* [RECORDS]
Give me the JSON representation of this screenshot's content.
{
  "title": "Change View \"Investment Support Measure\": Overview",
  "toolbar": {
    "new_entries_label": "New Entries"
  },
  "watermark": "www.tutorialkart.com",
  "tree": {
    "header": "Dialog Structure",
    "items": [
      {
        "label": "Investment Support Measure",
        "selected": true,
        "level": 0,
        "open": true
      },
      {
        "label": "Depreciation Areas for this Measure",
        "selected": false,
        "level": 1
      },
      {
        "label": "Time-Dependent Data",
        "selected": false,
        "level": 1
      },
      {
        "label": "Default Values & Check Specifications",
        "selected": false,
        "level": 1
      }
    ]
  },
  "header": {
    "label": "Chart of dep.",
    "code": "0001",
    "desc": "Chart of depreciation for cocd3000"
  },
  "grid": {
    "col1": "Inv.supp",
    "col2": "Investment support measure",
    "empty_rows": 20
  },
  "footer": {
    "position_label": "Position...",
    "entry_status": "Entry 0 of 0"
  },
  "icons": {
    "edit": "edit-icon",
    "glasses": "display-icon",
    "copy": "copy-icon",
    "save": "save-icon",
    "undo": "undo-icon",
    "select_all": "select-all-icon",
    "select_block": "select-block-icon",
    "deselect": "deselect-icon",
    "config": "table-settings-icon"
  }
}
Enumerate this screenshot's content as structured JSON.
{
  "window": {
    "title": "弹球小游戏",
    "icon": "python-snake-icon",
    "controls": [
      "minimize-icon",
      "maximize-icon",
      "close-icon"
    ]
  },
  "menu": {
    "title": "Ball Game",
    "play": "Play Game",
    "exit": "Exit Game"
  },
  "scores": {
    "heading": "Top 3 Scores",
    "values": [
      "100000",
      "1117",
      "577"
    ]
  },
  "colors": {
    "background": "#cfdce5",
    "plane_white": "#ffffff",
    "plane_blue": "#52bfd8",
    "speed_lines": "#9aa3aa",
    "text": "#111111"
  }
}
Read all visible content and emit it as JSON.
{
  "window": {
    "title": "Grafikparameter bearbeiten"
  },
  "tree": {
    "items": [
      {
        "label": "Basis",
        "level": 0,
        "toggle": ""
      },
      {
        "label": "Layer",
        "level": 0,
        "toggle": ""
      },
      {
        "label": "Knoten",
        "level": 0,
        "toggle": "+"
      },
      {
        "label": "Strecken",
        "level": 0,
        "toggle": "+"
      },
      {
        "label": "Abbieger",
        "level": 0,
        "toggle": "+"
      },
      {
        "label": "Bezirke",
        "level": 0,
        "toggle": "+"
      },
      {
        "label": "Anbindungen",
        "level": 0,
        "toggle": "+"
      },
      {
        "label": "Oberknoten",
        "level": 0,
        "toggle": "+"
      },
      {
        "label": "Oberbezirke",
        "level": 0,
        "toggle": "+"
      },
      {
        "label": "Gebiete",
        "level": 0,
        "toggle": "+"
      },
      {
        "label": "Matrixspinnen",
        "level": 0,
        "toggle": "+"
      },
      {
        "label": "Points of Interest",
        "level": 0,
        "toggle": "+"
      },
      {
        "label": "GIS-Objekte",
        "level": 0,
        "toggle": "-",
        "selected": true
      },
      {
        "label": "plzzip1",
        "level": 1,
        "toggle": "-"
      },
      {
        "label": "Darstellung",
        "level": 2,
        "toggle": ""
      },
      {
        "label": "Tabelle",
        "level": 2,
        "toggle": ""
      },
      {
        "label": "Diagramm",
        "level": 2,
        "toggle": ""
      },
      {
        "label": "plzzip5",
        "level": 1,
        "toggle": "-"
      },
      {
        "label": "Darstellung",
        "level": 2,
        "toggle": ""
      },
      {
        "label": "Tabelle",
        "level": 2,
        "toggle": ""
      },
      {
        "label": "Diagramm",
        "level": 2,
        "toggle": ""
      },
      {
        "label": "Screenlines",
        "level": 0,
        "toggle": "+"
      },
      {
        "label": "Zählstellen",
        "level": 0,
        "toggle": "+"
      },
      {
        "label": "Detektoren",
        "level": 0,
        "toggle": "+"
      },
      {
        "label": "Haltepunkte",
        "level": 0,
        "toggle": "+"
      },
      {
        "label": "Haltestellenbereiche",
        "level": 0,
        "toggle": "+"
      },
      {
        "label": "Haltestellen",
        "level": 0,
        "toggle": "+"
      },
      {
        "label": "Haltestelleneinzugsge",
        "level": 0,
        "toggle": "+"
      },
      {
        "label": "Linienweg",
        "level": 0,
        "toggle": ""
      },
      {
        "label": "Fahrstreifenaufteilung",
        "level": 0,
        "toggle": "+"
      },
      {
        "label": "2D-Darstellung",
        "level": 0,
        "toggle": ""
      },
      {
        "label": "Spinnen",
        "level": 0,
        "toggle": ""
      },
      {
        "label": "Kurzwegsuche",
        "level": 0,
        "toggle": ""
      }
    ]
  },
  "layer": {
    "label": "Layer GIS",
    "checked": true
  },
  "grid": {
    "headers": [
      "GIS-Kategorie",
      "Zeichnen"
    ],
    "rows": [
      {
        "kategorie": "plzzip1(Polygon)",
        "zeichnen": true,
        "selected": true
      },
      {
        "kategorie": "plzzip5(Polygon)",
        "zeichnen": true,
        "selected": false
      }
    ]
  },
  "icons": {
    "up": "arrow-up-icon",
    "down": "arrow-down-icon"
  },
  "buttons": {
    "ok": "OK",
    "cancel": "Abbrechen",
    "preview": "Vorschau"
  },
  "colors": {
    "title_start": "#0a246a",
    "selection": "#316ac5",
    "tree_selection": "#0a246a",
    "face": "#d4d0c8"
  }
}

* [WHAT THE TASK REQUIRES]
All lines above with "JSON" in them should be returned.

* [TASK RESULT]
Give me the JSON representation of this screenshot's content.
Enumerate this screenshot's content as structured JSON.
Read all visible content and emit it as JSON.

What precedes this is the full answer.